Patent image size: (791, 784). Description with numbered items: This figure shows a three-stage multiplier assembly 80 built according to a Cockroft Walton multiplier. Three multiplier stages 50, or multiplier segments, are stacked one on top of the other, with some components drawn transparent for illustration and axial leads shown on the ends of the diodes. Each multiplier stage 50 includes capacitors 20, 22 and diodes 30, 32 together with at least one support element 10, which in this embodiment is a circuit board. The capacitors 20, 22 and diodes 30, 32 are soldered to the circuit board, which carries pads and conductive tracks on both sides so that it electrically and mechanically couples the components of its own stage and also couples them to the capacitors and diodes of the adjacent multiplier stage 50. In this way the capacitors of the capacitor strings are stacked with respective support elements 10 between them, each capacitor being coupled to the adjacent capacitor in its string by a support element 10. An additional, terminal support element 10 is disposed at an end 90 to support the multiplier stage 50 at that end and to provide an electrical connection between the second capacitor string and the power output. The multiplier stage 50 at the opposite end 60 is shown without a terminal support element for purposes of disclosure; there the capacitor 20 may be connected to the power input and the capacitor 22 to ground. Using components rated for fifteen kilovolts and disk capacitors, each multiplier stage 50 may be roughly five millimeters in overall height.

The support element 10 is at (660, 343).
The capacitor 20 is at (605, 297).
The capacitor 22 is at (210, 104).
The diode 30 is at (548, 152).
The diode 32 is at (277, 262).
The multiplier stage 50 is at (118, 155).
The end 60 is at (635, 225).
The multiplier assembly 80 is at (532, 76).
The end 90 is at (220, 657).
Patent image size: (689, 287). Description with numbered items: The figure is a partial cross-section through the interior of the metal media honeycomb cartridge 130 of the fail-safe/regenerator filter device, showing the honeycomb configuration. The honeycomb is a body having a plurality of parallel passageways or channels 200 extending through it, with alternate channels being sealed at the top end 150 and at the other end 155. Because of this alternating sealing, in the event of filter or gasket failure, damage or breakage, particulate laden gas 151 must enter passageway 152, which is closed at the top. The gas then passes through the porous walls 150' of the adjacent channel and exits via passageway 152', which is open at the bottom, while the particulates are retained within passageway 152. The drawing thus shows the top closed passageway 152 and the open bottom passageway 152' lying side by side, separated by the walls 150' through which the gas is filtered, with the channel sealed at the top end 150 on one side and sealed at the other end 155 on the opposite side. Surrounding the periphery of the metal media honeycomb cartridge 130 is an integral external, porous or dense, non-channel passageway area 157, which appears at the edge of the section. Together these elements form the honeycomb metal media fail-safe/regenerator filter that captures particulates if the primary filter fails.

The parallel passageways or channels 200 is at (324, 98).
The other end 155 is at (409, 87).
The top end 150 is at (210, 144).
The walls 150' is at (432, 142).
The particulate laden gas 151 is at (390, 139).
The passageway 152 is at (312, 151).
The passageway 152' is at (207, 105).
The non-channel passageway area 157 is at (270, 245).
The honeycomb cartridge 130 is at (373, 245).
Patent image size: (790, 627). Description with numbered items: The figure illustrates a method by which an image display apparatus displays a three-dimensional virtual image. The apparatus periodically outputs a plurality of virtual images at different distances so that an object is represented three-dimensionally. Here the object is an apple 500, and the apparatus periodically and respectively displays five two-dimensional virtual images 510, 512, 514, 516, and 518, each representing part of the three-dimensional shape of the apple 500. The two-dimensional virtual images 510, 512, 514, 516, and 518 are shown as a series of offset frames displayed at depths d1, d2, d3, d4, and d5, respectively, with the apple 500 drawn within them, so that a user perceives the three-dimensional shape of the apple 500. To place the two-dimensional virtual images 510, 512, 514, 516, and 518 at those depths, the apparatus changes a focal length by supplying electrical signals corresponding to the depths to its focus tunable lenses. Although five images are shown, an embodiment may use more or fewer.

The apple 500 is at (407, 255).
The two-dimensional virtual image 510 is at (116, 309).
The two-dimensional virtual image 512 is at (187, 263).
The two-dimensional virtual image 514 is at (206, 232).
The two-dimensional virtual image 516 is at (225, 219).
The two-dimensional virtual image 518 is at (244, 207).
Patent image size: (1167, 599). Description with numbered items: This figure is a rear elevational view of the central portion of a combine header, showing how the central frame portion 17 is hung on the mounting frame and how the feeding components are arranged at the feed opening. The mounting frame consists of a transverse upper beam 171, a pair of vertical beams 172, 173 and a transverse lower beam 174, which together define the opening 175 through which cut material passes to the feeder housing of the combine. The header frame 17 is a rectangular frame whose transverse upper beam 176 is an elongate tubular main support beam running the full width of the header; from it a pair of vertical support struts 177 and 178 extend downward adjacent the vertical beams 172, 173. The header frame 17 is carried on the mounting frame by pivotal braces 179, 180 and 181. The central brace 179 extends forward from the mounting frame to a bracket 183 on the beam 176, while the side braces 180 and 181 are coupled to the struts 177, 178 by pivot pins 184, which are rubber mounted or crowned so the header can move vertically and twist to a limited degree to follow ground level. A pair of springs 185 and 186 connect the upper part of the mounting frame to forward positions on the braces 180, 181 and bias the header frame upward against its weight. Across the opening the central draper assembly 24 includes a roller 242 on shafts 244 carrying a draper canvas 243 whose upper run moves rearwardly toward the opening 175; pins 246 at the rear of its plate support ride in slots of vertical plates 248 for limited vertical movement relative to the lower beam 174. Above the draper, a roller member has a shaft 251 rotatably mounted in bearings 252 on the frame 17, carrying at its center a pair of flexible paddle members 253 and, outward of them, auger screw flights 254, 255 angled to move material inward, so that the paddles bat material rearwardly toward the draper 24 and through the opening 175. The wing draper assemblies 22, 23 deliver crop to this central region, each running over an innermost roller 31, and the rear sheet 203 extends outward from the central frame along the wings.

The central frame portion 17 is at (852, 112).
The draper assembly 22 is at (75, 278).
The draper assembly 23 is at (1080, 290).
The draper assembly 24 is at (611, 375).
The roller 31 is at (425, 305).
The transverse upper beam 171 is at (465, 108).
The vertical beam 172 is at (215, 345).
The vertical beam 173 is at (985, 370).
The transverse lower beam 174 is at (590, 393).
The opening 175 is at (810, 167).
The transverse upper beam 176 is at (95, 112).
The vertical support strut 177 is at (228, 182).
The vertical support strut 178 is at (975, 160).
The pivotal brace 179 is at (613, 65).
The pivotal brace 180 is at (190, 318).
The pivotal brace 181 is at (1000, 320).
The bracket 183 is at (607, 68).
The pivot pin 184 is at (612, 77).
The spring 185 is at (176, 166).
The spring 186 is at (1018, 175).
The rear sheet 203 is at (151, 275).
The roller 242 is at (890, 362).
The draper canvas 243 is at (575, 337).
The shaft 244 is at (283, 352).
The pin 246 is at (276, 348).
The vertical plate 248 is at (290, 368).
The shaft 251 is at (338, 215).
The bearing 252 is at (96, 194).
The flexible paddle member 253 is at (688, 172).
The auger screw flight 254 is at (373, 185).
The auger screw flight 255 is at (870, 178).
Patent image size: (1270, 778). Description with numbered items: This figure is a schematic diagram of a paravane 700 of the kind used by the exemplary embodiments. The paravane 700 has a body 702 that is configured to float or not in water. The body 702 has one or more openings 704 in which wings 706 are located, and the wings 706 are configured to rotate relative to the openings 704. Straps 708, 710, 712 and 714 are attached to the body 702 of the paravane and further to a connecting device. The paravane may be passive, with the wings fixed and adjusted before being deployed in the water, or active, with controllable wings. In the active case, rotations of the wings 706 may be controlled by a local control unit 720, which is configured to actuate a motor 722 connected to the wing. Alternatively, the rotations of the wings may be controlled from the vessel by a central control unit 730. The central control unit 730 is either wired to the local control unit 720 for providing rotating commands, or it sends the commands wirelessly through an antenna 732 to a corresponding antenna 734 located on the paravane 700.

▬▬▬

WHAT IS ASKED –
Please reproduce all of the data above word for word.

FINAL RESULT –
Patent image size: (791, 784). Description with numbered items: This figure shows a three-stage multiplier assembly 80 built according to a Cockroft Walton multiplier. Three multiplier stages 50, or multiplier segments, are stacked one on top of the other, with some components drawn transparent for illustration and axial leads shown on the ends of the diodes. Each multiplier stage 50 includes capacitors 20, 22 and diodes 30, 32 together with at least one support element 10, which in this embodiment is a circuit board. The capacitors 20, 22 and diodes 30, 32 are soldered to the circuit board, which carries pads and conductive tracks on both sides so that it electrically and mechanically couples the components of its own stage and also couples them to the capacitors and diodes of the adjacent multiplier stage 50. In this way the capacitors of the capacitor strings are stacked with respective support elements 10 between them, each capacitor being coupled to the adjacent capacitor in its string by a support element 10. An additional, terminal support element 10 is disposed at an end 90 to support the multiplier stage 50 at that end and to provide an electrical connection between the second capacitor string and the power output. The multiplier stage 50 at the opposite end 60 is shown without a terminal support element for purposes of disclosure; there the capacitor 20 may be connected to the power input and the capacitor 22 to ground. Using components rated for fifteen kilovolts and disk capacitors, each multiplier stage 50 may be roughly five millimeters in overall height.

The support element 10 is at (660, 343).
The capacitor 20 is at (605, 297).
The capacitor 22 is at (210, 104).
The diode 30 is at (548, 152).
The diode 32 is at (277, 262).
The multiplier stage 50 is at (118, 155).
The end 60 is at (635, 225).
The multiplier assembly 80 is at (532, 76).
The end 90 is at (220, 657).
Patent image size: (689, 287). Description with numbered items: The figure is a partial cross-section through the interior of the metal media honeycomb cartridge 130 of the fail-safe/regenerator filter device, showing the honeycomb configuration. The honeycomb is a body having a plurality of parallel passageways or channels 200 extending through it, with alternate channels being sealed at the top end 150 and at the other end 155. Because of this alternating sealing, in the event of filter or gasket failure, damage or breakage, particulate laden gas 151 must enter passageway 152, which is closed at the top. The gas then passes through the porous walls 150' of the adjacent channel and exits via passageway 152', which is open at the bottom, while the particulates are retained within passageway 152. The drawing thus shows the top closed passageway 152 and the open bottom passageway 152' lying side by side, separated by the walls 150' through which the gas is filtered, with the channel sealed at the top end 150 on one side and sealed at the other end 155 on the opposite side. Surrounding the periphery of the metal media honeycomb cartridge 130 is an integral external, porous or dense, non-channel passageway area 157, which appears at the edge of the section. Together these elements form the honeycomb metal media fail-safe/regenerator filter that captures particulates if the primary filter fails.

The parallel passageways or channels 200 is at (324, 98).
The other end 155 is at (409, 87).
The top end 150 is at (210, 144).
The walls 150' is at (432, 142).
The particulate laden gas 151 is at (390, 139).
The passageway 152 is at (312, 151).
The passageway 152' is at (207, 105).
The non-channel passageway area 157 is at (270, 245).
The honeycomb cartridge 130 is at (373, 245).
Patent image size: (790, 627). Description with numbered items: The figure illustrates a method by which an image display apparatus displays a three-dimensional virtual image. The apparatus periodically outputs a plurality of virtual images at different distances so that an object is represented three-dimensionally. Here the object is an apple 500, and the apparatus periodically and respectively displays five two-dimensional virtual images 510, 512, 514, 516, and 518, each representing part of the three-dimensional shape of the apple 500. The two-dimensional virtual images 510, 512, 514, 516, and 518 are shown as a series of offset frames displayed at depths d1, d2, d3, d4, and d5, respectively, with the apple 500 drawn within them, so that a user perceives the three-dimensional shape of the apple 500. To place the two-dimensional virtual images 510, 512, 514, 516, and 518 at those depths, the apparatus changes a focal length by supplying electrical signals corresponding to the depths to its focus tunable lenses. Although five images are shown, an embodiment may use more or fewer.

The apple 500 is at (407, 255).
The two-dimensional virtual image 510 is at (116, 309).
The two-dimensional virtual image 512 is at (187, 263).
The two-dimensional virtual image 514 is at (206, 232).
The two-dimensional virtual image 516 is at (225, 219).
The two-dimensional virtual image 518 is at (244, 207).
Patent image size: (1167, 599). Description with numbered items: This figure is a rear elevational view of the central portion of a combine header, showing how the central frame portion 17 is hung on the mounting frame and how the feeding components are arranged at the feed opening. The mounting frame consists of a transverse upper beam 171, a pair of vertical beams 172, 173 and a transverse lower beam 174, which together define the opening 175 through which cut material passes to the feeder housing of the combine. The header frame 17 is a rectangular frame whose transverse upper beam 176 is an elongate tubular main support beam running the full width of the header; from it a pair of vertical support struts 177 and 178 extend downward adjacent the vertical beams 172, 173. The header frame 17 is carried on the mounting frame by pivotal braces 179, 180 and 181. The central brace 179 extends forward from the mounting frame to a bracket 183 on the beam 176, while the side braces 180 and 181 are coupled to the struts 177, 178 by pivot pins 184, which are rubber mounted or crowned so the header can move vertically and twist to a limited degree to follow ground level. A pair of springs 185 and 186 connect the upper part of the mounting frame to forward positions on the braces 180, 181 and bias the header frame upward against its weight. Across the opening the central draper assembly 24 includes a roller 242 on shafts 244 carrying a draper canvas 243 whose upper run moves rearwardly toward the opening 175; pins 246 at the rear of its plate support ride in slots of vertical plates 248 for limited vertical movement relative to the lower beam 174. Above the draper, a roller member has a shaft 251 rotatably mounted in bearings 252 on the frame 17, carrying at its center a pair of flexible paddle members 253 and, outward of them, auger screw flights 254, 255 angled to move material inward, so that the paddles bat material rearwardly toward the draper 24 and through the opening 175. The wing draper assemblies 22, 23 deliver crop to this central region, each running over an innermost roller 31, and the rear sheet 203 extends outward from the central frame along the wings.

The central frame portion 17 is at (852, 112).
The draper assembly 22 is at (75, 278).
The draper assembly 23 is at (1080, 290).
The draper assembly 24 is at (611, 375).
The roller 31 is at (425, 305).
The transverse upper beam 171 is at (465, 108).
The vertical beam 172 is at (215, 345).
The vertical beam 173 is at (985, 370).
The transverse lower beam 174 is at (590, 393).
The opening 175 is at (810, 167).
The transverse upper beam 176 is at (95, 112).
The vertical support strut 177 is at (228, 182).
The vertical support strut 178 is at (975, 160).
The pivotal brace 179 is at (613, 65).
The pivotal brace 180 is at (190, 318).
The pivotal brace 181 is at (1000, 320).
The bracket 183 is at (607, 68).
The pivot pin 184 is at (612, 77).
The spring 185 is at (176, 166).
The spring 186 is at (1018, 175).
The rear sheet 203 is at (151, 275).
The roller 242 is at (890, 362).
The draper canvas 243 is at (575, 337).
The shaft 244 is at (283, 352).
The pin 246 is at (276, 348).
The vertical plate 248 is at (290, 368).
The shaft 251 is at (338, 215).
The bearing 252 is at (96, 194).
The flexible paddle member 253 is at (688, 172).
The auger screw flight 254 is at (373, 185).
The auger screw flight 255 is at (870, 178).
Patent image size: (1270, 778). Description with numbered items: This figure is a schematic diagram of a paravane 700 of the kind used by the exemplary embodiments. The paravane 700 has a body 702 that is configured to float or not in water. The body 702 has one or more openings 704 in which wings 706 are located, and the wings 706 are configured to rotate relative to the openings 704. Straps 708, 710, 712 and 714 are attached to the body 702 of the paravane and further to a connecting device. The paravane may be passive, with the wings fixed and adjusted before being deployed in the water, or active, with controllable wings. In the active case, rotations of the wings 706 may be controlled by a local control unit 720, which is configured to actuate a motor 722 connected to the wing. Alternatively, the rotations of the wings may be controlled from the vessel by a central control unit 730. The central control unit 730 is either wired to the local control unit 720 for providing rotating commands, or it sends the commands wirelessly through an antenna 732 to a corresponding antenna 734 located on the paravane 700.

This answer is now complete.